### Exercise
Nothing may be dropped or altered: reproduce all the data.

### Material to process

━━━━━━

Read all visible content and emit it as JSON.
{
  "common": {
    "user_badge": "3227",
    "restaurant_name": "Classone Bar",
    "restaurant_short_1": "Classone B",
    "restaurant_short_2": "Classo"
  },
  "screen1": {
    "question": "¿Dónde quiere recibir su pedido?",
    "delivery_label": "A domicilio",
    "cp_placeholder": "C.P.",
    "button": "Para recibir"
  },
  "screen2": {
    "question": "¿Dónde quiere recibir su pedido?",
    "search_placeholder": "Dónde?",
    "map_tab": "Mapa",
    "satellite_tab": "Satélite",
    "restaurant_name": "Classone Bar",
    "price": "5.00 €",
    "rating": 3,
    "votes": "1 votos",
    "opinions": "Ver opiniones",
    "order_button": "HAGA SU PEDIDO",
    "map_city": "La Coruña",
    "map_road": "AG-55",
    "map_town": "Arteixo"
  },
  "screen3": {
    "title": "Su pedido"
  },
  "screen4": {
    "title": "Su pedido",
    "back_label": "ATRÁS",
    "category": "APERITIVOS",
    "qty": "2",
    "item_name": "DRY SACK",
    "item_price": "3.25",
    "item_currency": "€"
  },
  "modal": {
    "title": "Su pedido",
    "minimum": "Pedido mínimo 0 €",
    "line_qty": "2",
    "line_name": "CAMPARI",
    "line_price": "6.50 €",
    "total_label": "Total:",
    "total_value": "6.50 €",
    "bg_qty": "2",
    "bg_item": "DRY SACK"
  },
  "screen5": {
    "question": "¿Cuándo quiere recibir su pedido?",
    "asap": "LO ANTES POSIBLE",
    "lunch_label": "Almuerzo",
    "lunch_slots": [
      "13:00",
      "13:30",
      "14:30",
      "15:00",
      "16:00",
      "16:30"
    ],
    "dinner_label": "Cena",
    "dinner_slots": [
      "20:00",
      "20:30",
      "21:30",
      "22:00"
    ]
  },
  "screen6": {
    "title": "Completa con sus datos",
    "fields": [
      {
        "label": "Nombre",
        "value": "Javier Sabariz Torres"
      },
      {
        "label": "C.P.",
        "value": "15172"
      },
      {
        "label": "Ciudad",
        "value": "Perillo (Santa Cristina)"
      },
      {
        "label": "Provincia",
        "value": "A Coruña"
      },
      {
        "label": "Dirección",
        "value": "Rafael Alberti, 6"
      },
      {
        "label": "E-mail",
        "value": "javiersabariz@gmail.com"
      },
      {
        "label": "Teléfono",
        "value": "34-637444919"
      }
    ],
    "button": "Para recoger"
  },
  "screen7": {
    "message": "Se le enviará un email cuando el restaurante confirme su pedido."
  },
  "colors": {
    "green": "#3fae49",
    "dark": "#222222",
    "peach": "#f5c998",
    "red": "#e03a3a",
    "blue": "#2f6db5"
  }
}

━━━━━━

### Response
Read all visible content and emit it as JSON.
{
  "common": {
    "user_badge": "3227",
    "restaurant_name": "Classone Bar",
    "restaurant_short_1": "Classone B",
    "restaurant_short_2": "Classo"
  },
  "screen1": {
    "question": "¿Dónde quiere recibir su pedido?",
    "delivery_label": "A domicilio",
    "cp_placeholder": "C.P.",
    "button": "Para recibir"
  },
  "screen2": {
    "question": "¿Dónde quiere recibir su pedido?",
    "search_placeholder": "Dónde?",
    "map_tab": "Mapa",
    "satellite_tab": "Satélite",
    "restaurant_name": "Classone Bar",
    "price": "5.00 €",
    "rating": 3,
    "votes": "1 votos",
    "opinions": "Ver opiniones",
    "order_button": "HAGA SU PEDIDO",
    "map_city": "La Coruña",
    "map_road": "AG-55",
    "map_town": "Arteixo"
  },
  "screen3": {
    "title": "Su pedido"
  },
  "screen4": {
    "title": "Su pedido",
    "back_label": "ATRÁS",
    "category": "APERITIVOS",
    "qty": "2",
    "item_name": "DRY SACK",
    "item_price": "3.25",
    "item_currency": "€"
  },
  "modal": {
    "title": "Su pedido",
    "minimum": "Pedido mínimo 0 €",
    "line_qty": "2",
    "line_name": "CAMPARI",
    "line_price": "6.50 €",
    "total_label": "Total:",
    "total_value": "6.50 €",
    "bg_qty": "2",
    "bg_item": "DRY SACK"
  },
  "screen5": {
    "question": "¿Cuándo quiere recibir su pedido?",
    "asap": "LO ANTES POSIBLE",
    "lunch_label": "Almuerzo",
    "lunch_slots": [
      "13:00",
      "13:30",
      "14:30",
      "15:00",
      "16:00",
      "16:30"
    ],
    "dinner_label": "Cena",
    "dinner_slots": [
      "20:00",
      "20:30",
      "21:30",
      "22:00"
    ]
  },
  "screen6": {
    "title": "Completa con sus datos",
    "fields": [
      {
        "label": "Nombre",
        "value": "Javier Sabariz Torres"
      },
      {
        "label": "C.P.",
        "value": "15172"
      },
      {
        "label": "Ciudad",
        "value": "Perillo (Santa Cristina)"
      },
      {
        "label": "Provincia",
        "value": "A Coruña"
      },
      {
        "label": "Dirección",
        "value": "Rafael Alberti, 6"
      },
      {
        "label": "E-mail",
        "value": "javiersabariz@gmail.com"
      },
      {
        "label": "Teléfono",
        "value": "34-637444919"
      }
    ],
    "button": "Para recoger"
  },
  "screen7": {
    "message": "Se le enviará un email cuando el restaurante confirme su pedido."
  },
  "colors": {
    "green": "#3fae49",
    "dark": "#222222",
    "peach": "#f5c998",
    "red": "#e03a3a",
    "blue": "#2f6db5"
  }
}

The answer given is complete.